DATA FOR PROCESSING –
——————
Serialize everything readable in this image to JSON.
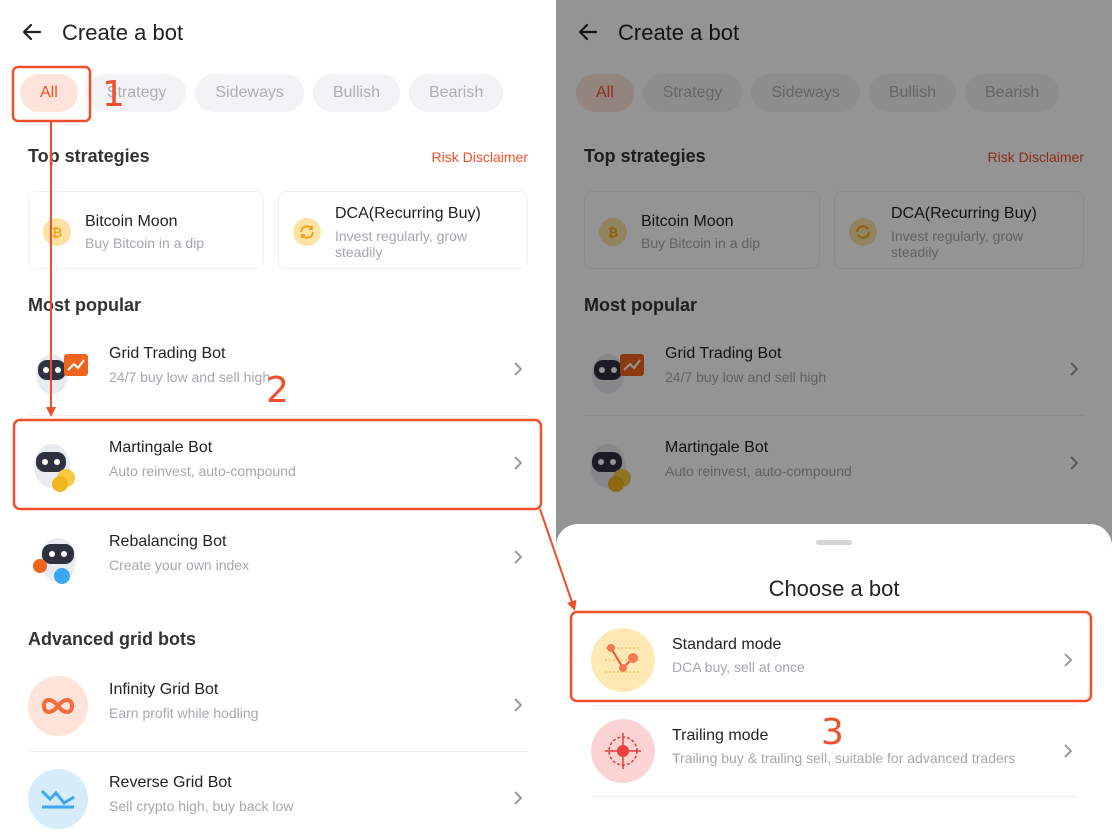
{
  "header": {
    "title": "Create a bot"
  },
  "filters": [
    "All",
    "Strategy",
    "Sideways",
    "Bullish",
    "Bearish"
  ],
  "top_strategies": {
    "title": "Top strategies",
    "risk_link": "Risk Disclaimer",
    "cards": [
      {
        "name": "Bitcoin Moon",
        "desc": "Buy Bitcoin in a dip",
        "icon": "bitcoin-icon"
      },
      {
        "name": "DCA(Recurring Buy)",
        "desc_line1": "Invest regularly, grow",
        "desc_line2": "steadily",
        "icon": "recurring-icon"
      }
    ]
  },
  "most_popular": {
    "title": "Most popular",
    "items": [
      {
        "name": "Grid Trading Bot",
        "desc": "24/7 buy low and sell high",
        "icon": "grid-robot-icon"
      },
      {
        "name": "Martingale Bot",
        "desc": "Auto reinvest, auto-compound",
        "icon": "martingale-robot-icon"
      },
      {
        "name": "Rebalancing Bot",
        "desc": "Create your own index",
        "icon": "rebalancing-robot-icon"
      }
    ]
  },
  "advanced": {
    "title": "Advanced grid bots",
    "items": [
      {
        "name": "Infinity Grid Bot",
        "desc": "Earn profit while hodling",
        "icon": "infinity-icon"
      },
      {
        "name": "Reverse Grid Bot",
        "desc": "Sell crypto high, buy back low",
        "icon": "reverse-chart-icon"
      }
    ]
  },
  "sheet": {
    "title": "Choose a bot",
    "modes": [
      {
        "name": "Standard mode",
        "desc": "DCA buy, sell at once",
        "icon": "standard-chart-icon"
      },
      {
        "name": "Trailing mode",
        "desc": "Trailing buy & trailing sell, suitable for advanced traders",
        "icon": "target-icon"
      }
    ]
  },
  "annotations": {
    "step1": "1",
    "step2": "2",
    "step3": "3"
  },
  "colors": {
    "accent": "#ef4f2b",
    "chip_active_bg": "#fde3da",
    "overlay": "rgba(0,0,0,0.42)"
  }
}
——————
DIRECTIVE – Images in the data above are to be skipped. Retype all other material exactly.

OUTPUT FOR THIS EXERCISE –
Serialize everything readable in this image to JSON.
{
  "header": {
    "title": "Create a bot"
  },
  "filters": [
    "All",
    "Strategy",
    "Sideways",
    "Bullish",
    "Bearish"
  ],
  "top_strategies": {
    "title": "Top strategies",
    "risk_link": "Risk Disclaimer",
    "cards": [
      {
        "name": "Bitcoin Moon",
        "desc": "Buy Bitcoin in a dip",
        "icon": "bitcoin-icon"
      },
      {
        "name": "DCA(Recurring Buy)",
        "desc_line1": "Invest regularly, grow",
        "desc_line2": "steadily",
        "icon": "recurring-icon"
      }
    ]
  },
  "most_popular": {
    "title": "Most popular",
    "items": [
      {
        "name": "Grid Trading Bot",
        "desc": "24/7 buy low and sell high",
        "icon": "grid-robot-icon"
      },
      {
        "name": "Martingale Bot",
        "desc": "Auto reinvest, auto-compound",
        "icon": "martingale-robot-icon"
      },
      {
        "name": "Rebalancing Bot",
        "desc": "Create your own index",
        "icon": "rebalancing-robot-icon"
      }
    ]
  },
  "advanced": {
    "title": "Advanced grid bots",
    "items": [
      {
        "name": "Infinity Grid Bot",
        "desc": "Earn profit while hodling",
        "icon": "infinity-icon"
      },
      {
        "name": "Reverse Grid Bot",
        "desc": "Sell crypto high, buy back low",
        "icon": "reverse-chart-icon"
      }
    ]
  },
  "sheet": {
    "title": "Choose a bot",
    "modes": [
      {
        "name": "Standard mode",
        "desc": "DCA buy, sell at once",
        "icon": "standard-chart-icon"
      },
      {
        "name": "Trailing mode",
        "desc": "Trailing buy & trailing sell, suitable for advanced traders",
        "icon": "target-icon"
      }
    ]
  },
  "annotations": {
    "step1": "1",
    "step2": "2",
    "step3": "3"
  },
  "colors": {
    "accent": "#ef4f2b",
    "chip_active_bg": "#fde3da",
    "overlay": "rgba(0,0,0,0.42)"
  }
}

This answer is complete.